▶ [THE PROBLEM]:
Repeat the material exactly, leaving nothing out.

▶ [THE RECORDS]:

■ ■ ■ ■

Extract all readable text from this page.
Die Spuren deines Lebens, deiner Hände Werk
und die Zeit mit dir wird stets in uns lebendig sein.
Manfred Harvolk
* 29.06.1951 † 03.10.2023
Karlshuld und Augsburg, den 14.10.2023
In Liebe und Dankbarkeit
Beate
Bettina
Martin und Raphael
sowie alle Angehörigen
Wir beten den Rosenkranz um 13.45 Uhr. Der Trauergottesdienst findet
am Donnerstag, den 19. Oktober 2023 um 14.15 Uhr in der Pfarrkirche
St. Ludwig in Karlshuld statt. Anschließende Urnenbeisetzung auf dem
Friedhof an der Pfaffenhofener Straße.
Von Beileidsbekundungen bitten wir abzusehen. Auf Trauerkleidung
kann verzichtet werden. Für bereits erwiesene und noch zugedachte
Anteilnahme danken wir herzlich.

■ ■ ■ ■

▶ [WORKED ANSWER]:
Extract all readable text from this page.
Die Spuren deines Lebens, deiner Hände Werk
und die Zeit mit dir wird stets in uns lebendig sein.
Manfred Harvolk
* 29.06.1951 † 03.10.2023
Karlshuld und Augsburg, den 14.10.2023
In Liebe und Dankbarkeit
Beate
Bettina
Martin und Raphael
sowie alle Angehörigen
Wir beten den Rosenkranz um 13.45 Uhr. Der Trauergottesdienst findet
am Donnerstag, den 19. Oktober 2023 um 14.15 Uhr in der Pfarrkirche
St. Ludwig in Karlshuld statt. Anschließende Urnenbeisetzung auf dem
Friedhof an der Pfaffenhofener Straße.
Von Beileidsbekundungen bitten wir abzusehen. Auf Trauerkleidung
kann verzichtet werden. Für bereits erwiesene und noch zugedachte
Anteilnahme danken wir herzlich.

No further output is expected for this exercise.